◆ WORK TO BE COMPLETED ◆
Quote every line of the material beneath this one.

* * * * * * *

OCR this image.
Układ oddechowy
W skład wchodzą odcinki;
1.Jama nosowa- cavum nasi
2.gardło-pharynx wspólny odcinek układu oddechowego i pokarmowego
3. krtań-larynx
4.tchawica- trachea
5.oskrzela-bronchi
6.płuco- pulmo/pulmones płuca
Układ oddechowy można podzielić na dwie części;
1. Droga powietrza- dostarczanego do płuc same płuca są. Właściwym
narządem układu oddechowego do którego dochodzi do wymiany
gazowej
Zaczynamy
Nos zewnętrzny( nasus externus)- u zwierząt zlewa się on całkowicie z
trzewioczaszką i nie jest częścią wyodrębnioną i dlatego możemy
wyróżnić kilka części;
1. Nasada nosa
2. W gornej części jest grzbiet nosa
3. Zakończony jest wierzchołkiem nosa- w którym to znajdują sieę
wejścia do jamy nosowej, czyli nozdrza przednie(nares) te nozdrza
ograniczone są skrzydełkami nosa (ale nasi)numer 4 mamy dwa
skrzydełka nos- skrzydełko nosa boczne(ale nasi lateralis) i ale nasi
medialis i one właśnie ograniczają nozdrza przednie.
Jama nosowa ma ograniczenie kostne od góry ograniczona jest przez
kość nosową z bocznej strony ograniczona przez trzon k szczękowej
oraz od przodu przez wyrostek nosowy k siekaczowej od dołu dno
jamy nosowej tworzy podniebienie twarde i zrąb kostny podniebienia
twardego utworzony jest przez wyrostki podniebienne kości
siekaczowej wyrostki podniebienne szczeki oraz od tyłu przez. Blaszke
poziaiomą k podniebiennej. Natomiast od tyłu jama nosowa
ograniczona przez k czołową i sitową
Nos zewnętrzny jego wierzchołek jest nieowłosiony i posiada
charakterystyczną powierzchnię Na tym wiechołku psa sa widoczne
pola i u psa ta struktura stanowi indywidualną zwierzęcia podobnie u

* * * * * * *

◆ SOLUTION FOR THIS EXERCISE ◆
OCR this image.
Układ oddechowy
W skład wchodzą odcinki;
1.Jama nosowa- cavum nasi
2.gardło-pharynx wspólny odcinek układu oddechowego i pokarmowego
3. krtań-larynx
4.tchawica- trachea
5.oskrzela-bronchi
6.płuco- pulmo/pulmones płuca
Układ oddechowy można podzielić na dwie części;
1. Droga powietrza- dostarczanego do płuc same płuca są. Właściwym
narządem układu oddechowego do którego dochodzi do wymiany
gazowej
Zaczynamy
Nos zewnętrzny( nasus externus)- u zwierząt zlewa się on całkowicie z
trzewioczaszką i nie jest częścią wyodrębnioną i dlatego możemy
wyróżnić kilka części;
1. Nasada nosa
2. W gornej części jest grzbiet nosa
3. Zakończony jest wierzchołkiem nosa- w którym to znajdują sieę
wejścia do jamy nosowej, czyli nozdrza przednie(nares) te nozdrza
ograniczone są skrzydełkami nosa (ale nasi)numer 4 mamy dwa
skrzydełka nos- skrzydełko nosa boczne(ale nasi lateralis) i ale nasi
medialis i one właśnie ograniczają nozdrza przednie.
Jama nosowa ma ograniczenie kostne od góry ograniczona jest przez
kość nosową z bocznej strony ograniczona przez trzon k szczękowej
oraz od przodu przez wyrostek nosowy k siekaczowej od dołu dno
jamy nosowej tworzy podniebienie twarde i zrąb kostny podniebienia
twardego utworzony jest przez wyrostki podniebienne kości
siekaczowej wyrostki podniebienne szczeki oraz od tyłu przez. Blaszke
poziaiomą k podniebiennej. Natomiast od tyłu jama nosowa
ograniczona przez k czołową i sitową
Nos zewnętrzny jego wierzchołek jest nieowłosiony i posiada
charakterystyczną powierzchnię Na tym wiechołku psa sa widoczne
pola i u psa ta struktura stanowi indywidualną zwierzęcia podobnie u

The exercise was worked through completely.